Goal: Return the records word for word. Any pictures in them are not part of the copy.

Records to process:
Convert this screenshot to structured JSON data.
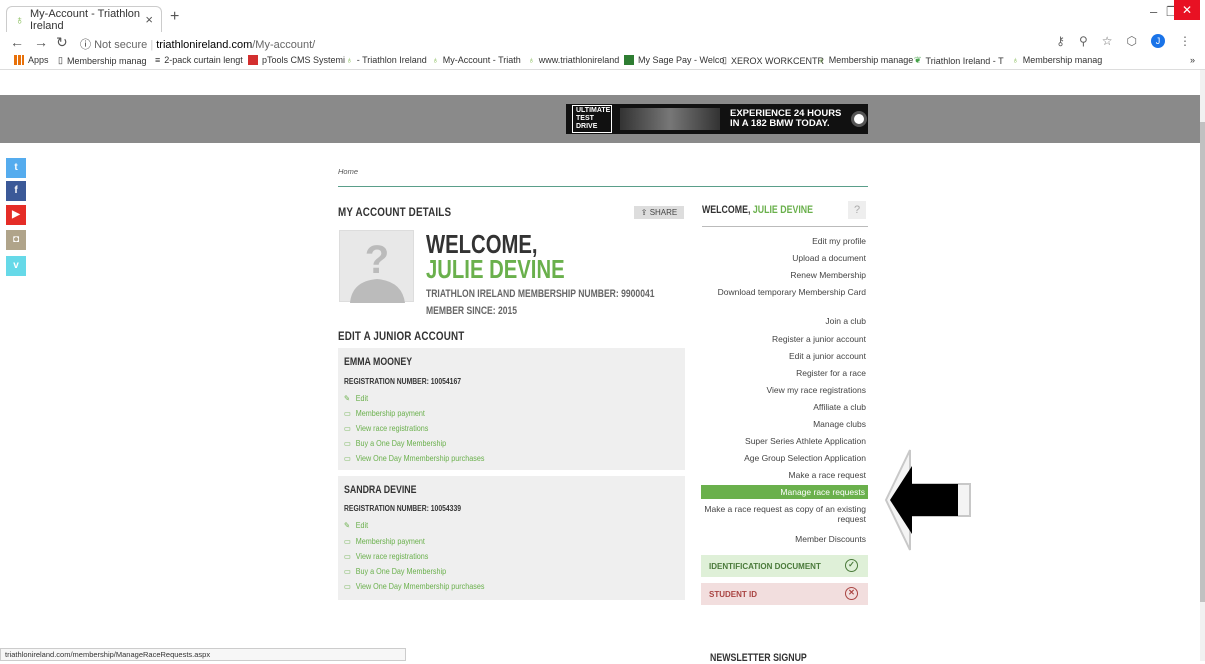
{
  "browser": {
    "tab_title": "My-Account - Triathlon Ireland",
    "tab_close": "×",
    "new_tab": "+",
    "url_not_secure": "Not secure",
    "url_domain": "triathlonireland.com",
    "url_path": "/My-account/",
    "profile_initial": "J",
    "bookmarks": [
      "Apps",
      "Membership manag",
      "2-pack curtain lengt",
      "pTools CMS Systemi",
      "- Triathlon Ireland",
      "My-Account - Triath",
      "www.triathlonireland",
      "My Sage Pay - Welco",
      "XEROX WORKCENTR",
      "Membership manage",
      "Triathlon Ireland - T",
      "Membership manag"
    ],
    "status_url": "triathlonireland.com/membership/ManageRaceRequests.aspx"
  },
  "ad": {
    "badge": "ULTIMATE TEST DRIVE",
    "line1": "EXPERIENCE 24 HOURS",
    "line2": "IN A 182 BMW TODAY."
  },
  "breadcrumb": "Home",
  "account": {
    "heading": "MY ACCOUNT DETAILS",
    "share": "SHARE",
    "welcome": "WELCOME,",
    "name": "JULIE DEVINE",
    "membership_number": "TRIATHLON IRELAND MEMBERSHIP NUMBER: 9900041",
    "member_since": "MEMBER SINCE: 2015"
  },
  "junior_heading": "EDIT A JUNIOR ACCOUNT",
  "juniors": [
    {
      "name": "EMMA MOONEY",
      "reg": "REGISTRATION NUMBER: 10054167",
      "links": [
        "Edit",
        "Membership payment",
        "View race registrations",
        "Buy a One Day Membership",
        "View One Day Mmembership purchases"
      ]
    },
    {
      "name": "SANDRA DEVINE",
      "reg": "REGISTRATION NUMBER: 10054339",
      "links": [
        "Edit",
        "Membership payment",
        "View race registrations",
        "Buy a One Day Membership",
        "View One Day Mmembership purchases"
      ]
    }
  ],
  "sidebar": {
    "welcome_prefix": "WELCOME,",
    "welcome_name": "JULIE DEVINE",
    "links": [
      "Edit my profile",
      "Upload a document",
      "Renew Membership",
      "Download temporary Membership Card",
      "Join a club",
      "Register a junior account",
      "Edit a junior account",
      "Register for a race",
      "View my race registrations",
      "Affiliate a club",
      "Manage clubs",
      "Super Series Athlete Application",
      "Age Group Selection Application",
      "Make a race request",
      "Manage race requests",
      "Make a race request as copy of an existing request",
      "Member Discounts"
    ],
    "active_index": 14,
    "id_document": "IDENTIFICATION DOCUMENT",
    "student_id": "STUDENT ID"
  },
  "newsletter": "NEWSLETTER SIGNUP",
  "colors": {
    "accent_green": "#6ab04c",
    "twitter": "#55acee",
    "facebook": "#3b5998",
    "youtube": "#e52d27",
    "instagram": "#b0a48a",
    "vimeo": "#66d9e8"
  }
}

Answer for the task:
Convert this screenshot to structured JSON data.
{
  "browser": {
    "tab_title": "My-Account - Triathlon Ireland",
    "tab_close": "×",
    "new_tab": "+",
    "url_not_secure": "Not secure",
    "url_domain": "triathlonireland.com",
    "url_path": "/My-account/",
    "profile_initial": "J",
    "bookmarks": [
      "Apps",
      "Membership manag",
      "2-pack curtain lengt",
      "pTools CMS Systemi",
      "- Triathlon Ireland",
      "My-Account - Triath",
      "www.triathlonireland",
      "My Sage Pay - Welco",
      "XEROX WORKCENTR",
      "Membership manage",
      "Triathlon Ireland - T",
      "Membership manag"
    ],
    "status_url": "triathlonireland.com/membership/ManageRaceRequests.aspx"
  },
  "ad": {
    "badge": "ULTIMATE TEST DRIVE",
    "line1": "EXPERIENCE 24 HOURS",
    "line2": "IN A 182 BMW TODAY."
  },
  "breadcrumb": "Home",
  "account": {
    "heading": "MY ACCOUNT DETAILS",
    "share": "SHARE",
    "welcome": "WELCOME,",
    "name": "JULIE DEVINE",
    "membership_number": "TRIATHLON IRELAND MEMBERSHIP NUMBER: 9900041",
    "member_since": "MEMBER SINCE: 2015"
  },
  "junior_heading": "EDIT A JUNIOR ACCOUNT",
  "juniors": [
    {
      "name": "EMMA MOONEY",
      "reg": "REGISTRATION NUMBER: 10054167",
      "links": [
        "Edit",
        "Membership payment",
        "View race registrations",
        "Buy a One Day Membership",
        "View One Day Mmembership purchases"
      ]
    },
    {
      "name": "SANDRA DEVINE",
      "reg": "REGISTRATION NUMBER: 10054339",
      "links": [
        "Edit",
        "Membership payment",
        "View race registrations",
        "Buy a One Day Membership",
        "View One Day Mmembership purchases"
      ]
    }
  ],
  "sidebar": {
    "welcome_prefix": "WELCOME,",
    "welcome_name": "JULIE DEVINE",
    "links": [
      "Edit my profile",
      "Upload a document",
      "Renew Membership",
      "Download temporary Membership Card",
      "Join a club",
      "Register a junior account",
      "Edit a junior account",
      "Register for a race",
      "View my race registrations",
      "Affiliate a club",
      "Manage clubs",
      "Super Series Athlete Application",
      "Age Group Selection Application",
      "Make a race request",
      "Manage race requests",
      "Make a race request as copy of an existing request",
      "Member Discounts"
    ],
    "active_index": 14,
    "id_document": "IDENTIFICATION DOCUMENT",
    "student_id": "STUDENT ID"
  },
  "newsletter": "NEWSLETTER SIGNUP",
  "colors": {
    "accent_green": "#6ab04c",
    "twitter": "#55acee",
    "facebook": "#3b5998",
    "youtube": "#e52d27",
    "instagram": "#b0a48a",
    "vimeo": "#66d9e8"
  }
}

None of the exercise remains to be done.